## Problem to work on
Retype each record below word for word. Leave the pictures out.

Data entries:
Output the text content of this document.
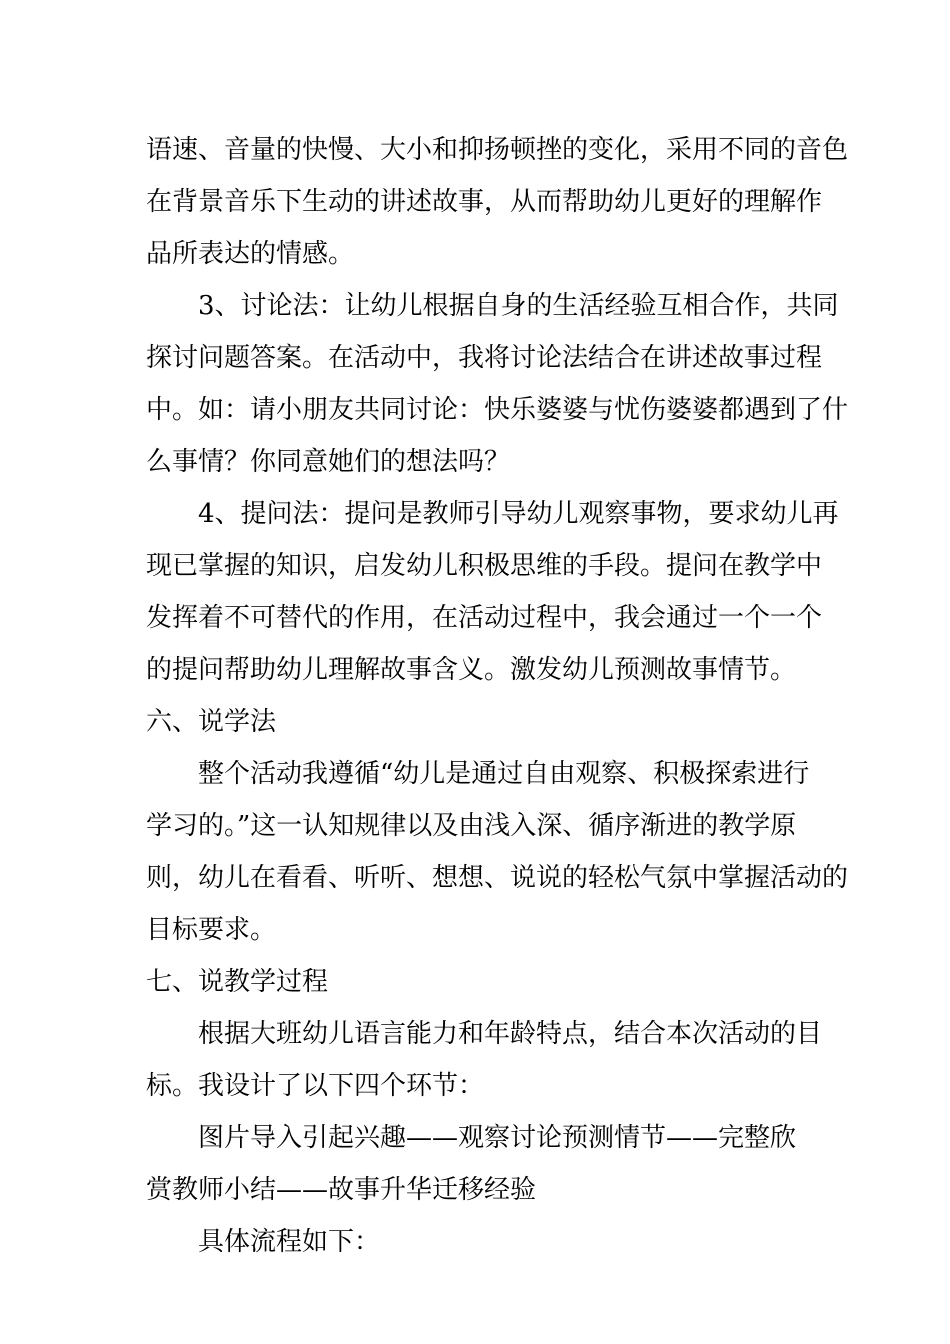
语速、音量的快慢、大小和抑扬顿挫的变化，采用不同的音色
在背景音乐下生动的讲述故事，从而帮助幼儿更好的理解作
品所表达的情感。

3、讨论法：让幼儿根据自身的生活经验互相合作，共同
探讨问题答案。在活动中，我将讨论法结合在讲述故事过程
中。如：请小朋友共同讨论：快乐婆婆与忧伤婆婆都遇到了什
么事情？你同意她们的想法吗？

4、提问法：提问是教师引导幼儿观察事物，要求幼儿再
现已掌握的知识，启发幼儿积极思维的手段。提问在教学中
发挥着不可替代的作用，在活动过程中，我会通过一个一个
的提问帮助幼儿理解故事含义。激发幼儿预测故事情节。

六、说学法

整个活动我遵循“幼儿是通过自由观察、积极探索进行
学习的。”这一认知规律以及由浅入深、循序渐进的教学原
则，幼儿在看看、听听、想想、说说的轻松气氛中掌握活动的
目标要求。

七、说教学过程

根据大班幼儿语言能力和年龄特点，结合本次活动的目
标。我设计了以下四个环节：

图片导入引起兴趣——观察讨论预测情节——完整欣
赏教师小结——故事升华迁移经验

具体流程如下：
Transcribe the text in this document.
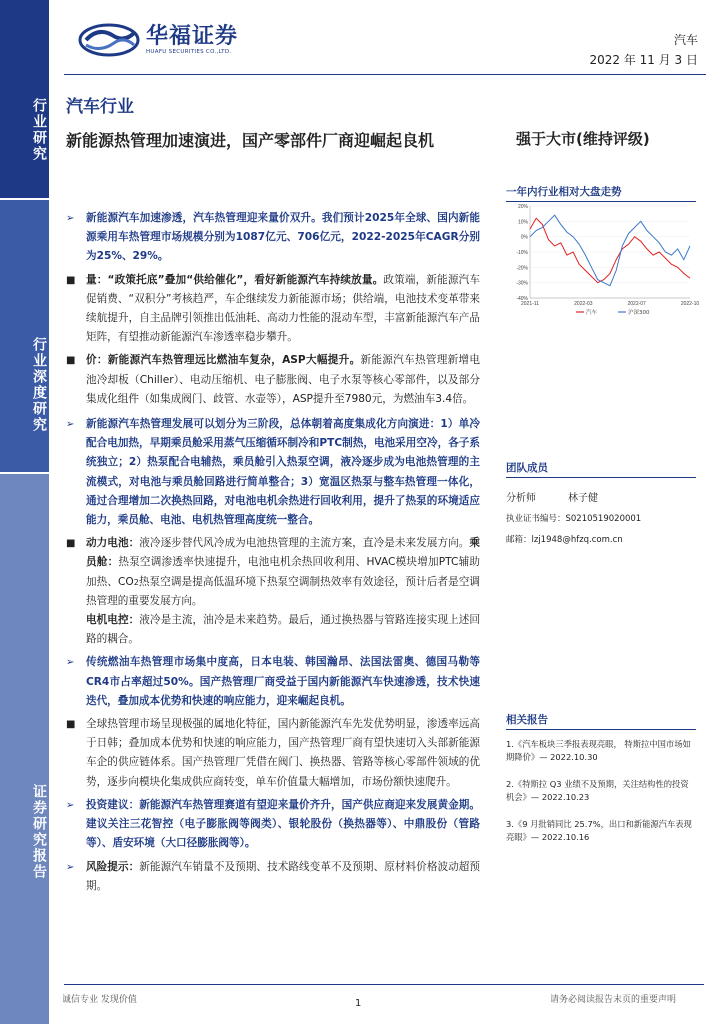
行业研究
行业深度研究
证券研究报告
华福证券
HUAFU SECURITIES CO.,LTD.
汽车
2022 年 11 月 3 日
汽车行业
新能源热管理加速演进，国产零部件厂商迎崛起良机	强于大市(维持评级)
➢ 新能源汽车加速渗透，汽车热管理迎来量价双升。我们预计2025年全球、国内新能源乘用车热管理市场规模分别为1087亿元、706亿元，2022-2025年CAGR分别为25%、29%。
■ 量：“政策托底”叠加“供给催化”，看好新能源汽车持续放量。政策端，新能源汽车促销费、“双积分”考核趋严，车企继续发力新能源市场；供给端，电池技术变革带来续航提升，自主品牌引领推出低油耗、高动力性能的混动车型，丰富新能源汽车产品矩阵，有望推动新能源汽车渗透率稳步攀升。
■ 价：新能源汽车热管理远比燃油车复杂，ASP大幅提升。新能源汽车热管理新增电池冷却板（Chiller）、电动压缩机、电子膨胀阀、电子水泵等核心零部件，以及部分集成化组件（如集成阀门、歧管、水壶等），ASP提升至7980元，为燃油车3.4倍。
➢ 新能源汽车热管理发展可以划分为三阶段，总体朝着高度集成化方向演进：1）单冷配合电加热，早期乘员舱采用蒸气压缩循环制冷和PTC制热，电池采用空冷，各子系统独立；2）热泵配合电辅热，乘员舱引入热泵空调，液冷逐步成为电池热管理的主流模式，对电池与乘员舱回路进行简单整合；3）宽温区热泵与整车热管理一体化，通过合理增加二次换热回路，对电池电机余热进行回收利用，提升了热泵的环境适应能力，乘员舱、电池、电机热管理高度统一整合。
■ 动力电池：液冷逐步替代风冷成为电池热管理的主流方案，直冷是未来发展方向。乘员舱：热泵空调渗透率快速提升，电池电机余热回收利用、HVAC模块增加PTC辅助加热、CO2热泵空调是提高低温环境下热泵空调制热效率有效途径，预计后者是空调热管理的重要发展方向。
电机电控：液冷是主流，油冷是未来趋势。最后，通过换热器与管路连接实现上述回路的耦合。
➢ 传统燃油车热管理市场集中度高，日本电装、韩国瀚昂、法国法雷奥、德国马勒等CR4市占率超过50%。国产热管理厂商受益于国内新能源汽车快速渗透，技术快速迭代，叠加成本优势和快速的响应能力，迎来崛起良机。
■ 全球热管理市场呈现极强的属地化特征，国内新能源汽车先发优势明显，渗透率远高于日韩；叠加成本优势和快速的响应能力，国产热管理厂商有望快速切入头部新能源车企的供应链体系。国产热管理厂凭借在阀门、换热器、管路等核心零部件领域的优势，逐步向模块化集成供应商转变，单车价值量大幅增加，市场份额快速爬升。
➢ 投资建议：新能源汽车热管理赛道有望迎来量价齐升，国产供应商迎来发展黄金期。建议关注三花智控（电子膨胀阀等阀类）、银轮股份（换热器等）、中鼎股份（管路等）、盾安环境（大口径膨胀阀等）。
➢ 风险提示：新能源汽车销量不及预期、技术路线变革不及预期、原材料价格波动超预期。
一年内行业相对大盘走势
20%
10%
0%
-10%
-20%
-30%
-40%
2021-11	2022-03	2022-07	2022-10
汽车	沪深300
团队成员
分析师	林子健
执业证书编号：S0210519020001
邮箱：lzj1948@hfzq.com.cn
相关报告
1.《汽车板块三季报表现亮眼， 特斯拉中国市场如期降价》— 2022.10.30
2.《特斯拉 Q3 业绩不及预期，关注结构性的投资机会》— 2022.10.23
3.《9 月批销同比 25.7%，出口和新能源汽车表现亮眼》— 2022.10.16
诚信专业 发现价值	1	请务必阅读报告末页的重要声明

## Worked solution
Output the text content of this document.
语速、音量的快慢、大小和抑扬顿挫的变化，采用不同的音色
在背景音乐下生动的讲述故事，从而帮助幼儿更好的理解作
品所表达的情感。

3、讨论法：让幼儿根据自身的生活经验互相合作，共同
探讨问题答案。在活动中，我将讨论法结合在讲述故事过程
中。如：请小朋友共同讨论：快乐婆婆与忧伤婆婆都遇到了什
么事情？你同意她们的想法吗？

4、提问法：提问是教师引导幼儿观察事物，要求幼儿再
现已掌握的知识，启发幼儿积极思维的手段。提问在教学中
发挥着不可替代的作用，在活动过程中，我会通过一个一个
的提问帮助幼儿理解故事含义。激发幼儿预测故事情节。

六、说学法

整个活动我遵循“幼儿是通过自由观察、积极探索进行
学习的。”这一认知规律以及由浅入深、循序渐进的教学原
则，幼儿在看看、听听、想想、说说的轻松气氛中掌握活动的
目标要求。

七、说教学过程

根据大班幼儿语言能力和年龄特点，结合本次活动的目
标。我设计了以下四个环节：

图片导入引起兴趣——观察讨论预测情节——完整欣
赏教师小结——故事升华迁移经验

具体流程如下：
Transcribe the text in this document.
行业研究
行业深度研究
证券研究报告
华福证券
HUAFU SECURITIES CO.,LTD.
汽车
2022 年 11 月 3 日
汽车行业
新能源热管理加速演进，国产零部件厂商迎崛起良机	强于大市(维持评级)
➢ 新能源汽车加速渗透，汽车热管理迎来量价双升。我们预计2025年全球、国内新能源乘用车热管理市场规模分别为1087亿元、706亿元，2022-2025年CAGR分别为25%、29%。
■ 量：“政策托底”叠加“供给催化”，看好新能源汽车持续放量。政策端，新能源汽车促销费、“双积分”考核趋严，车企继续发力新能源市场；供给端，电池技术变革带来续航提升，自主品牌引领推出低油耗、高动力性能的混动车型，丰富新能源汽车产品矩阵，有望推动新能源汽车渗透率稳步攀升。
■ 价：新能源汽车热管理远比燃油车复杂，ASP大幅提升。新能源汽车热管理新增电池冷却板（Chiller）、电动压缩机、电子膨胀阀、电子水泵等核心零部件，以及部分集成化组件（如集成阀门、歧管、水壶等），ASP提升至7980元，为燃油车3.4倍。
➢ 新能源汽车热管理发展可以划分为三阶段，总体朝着高度集成化方向演进：1）单冷配合电加热，早期乘员舱采用蒸气压缩循环制冷和PTC制热，电池采用空冷，各子系统独立；2）热泵配合电辅热，乘员舱引入热泵空调，液冷逐步成为电池热管理的主流模式，对电池与乘员舱回路进行简单整合；3）宽温区热泵与整车热管理一体化，通过合理增加二次换热回路，对电池电机余热进行回收利用，提升了热泵的环境适应能力，乘员舱、电池、电机热管理高度统一整合。
■ 动力电池：液冷逐步替代风冷成为电池热管理的主流方案，直冷是未来发展方向。乘员舱：热泵空调渗透率快速提升，电池电机余热回收利用、HVAC模块增加PTC辅助加热、CO2热泵空调是提高低温环境下热泵空调制热效率有效途径，预计后者是空调热管理的重要发展方向。
电机电控：液冷是主流，油冷是未来趋势。最后，通过换热器与管路连接实现上述回路的耦合。
➢ 传统燃油车热管理市场集中度高，日本电装、韩国瀚昂、法国法雷奥、德国马勒等CR4市占率超过50%。国产热管理厂商受益于国内新能源汽车快速渗透，技术快速迭代，叠加成本优势和快速的响应能力，迎来崛起良机。
■ 全球热管理市场呈现极强的属地化特征，国内新能源汽车先发优势明显，渗透率远高于日韩；叠加成本优势和快速的响应能力，国产热管理厂商有望快速切入头部新能源车企的供应链体系。国产热管理厂凭借在阀门、换热器、管路等核心零部件领域的优势，逐步向模块化集成供应商转变，单车价值量大幅增加，市场份额快速爬升。
➢ 投资建议：新能源汽车热管理赛道有望迎来量价齐升，国产供应商迎来发展黄金期。建议关注三花智控（电子膨胀阀等阀类）、银轮股份（换热器等）、中鼎股份（管路等）、盾安环境（大口径膨胀阀等）。
➢ 风险提示：新能源汽车销量不及预期、技术路线变革不及预期、原材料价格波动超预期。
一年内行业相对大盘走势
20%
10%
0%
-10%
-20%
-30%
-40%
2021-11	2022-03	2022-07	2022-10
汽车	沪深300
团队成员
分析师	林子健
执业证书编号：S0210519020001
邮箱：lzj1948@hfzq.com.cn
相关报告
1.《汽车板块三季报表现亮眼， 特斯拉中国市场如期降价》— 2022.10.30
2.《特斯拉 Q3 业绩不及预期，关注结构性的投资机会》— 2022.10.23
3.《9 月批销同比 25.7%，出口和新能源汽车表现亮眼》— 2022.10.16
诚信专业 发现价值	1	请务必阅读报告末页的重要声明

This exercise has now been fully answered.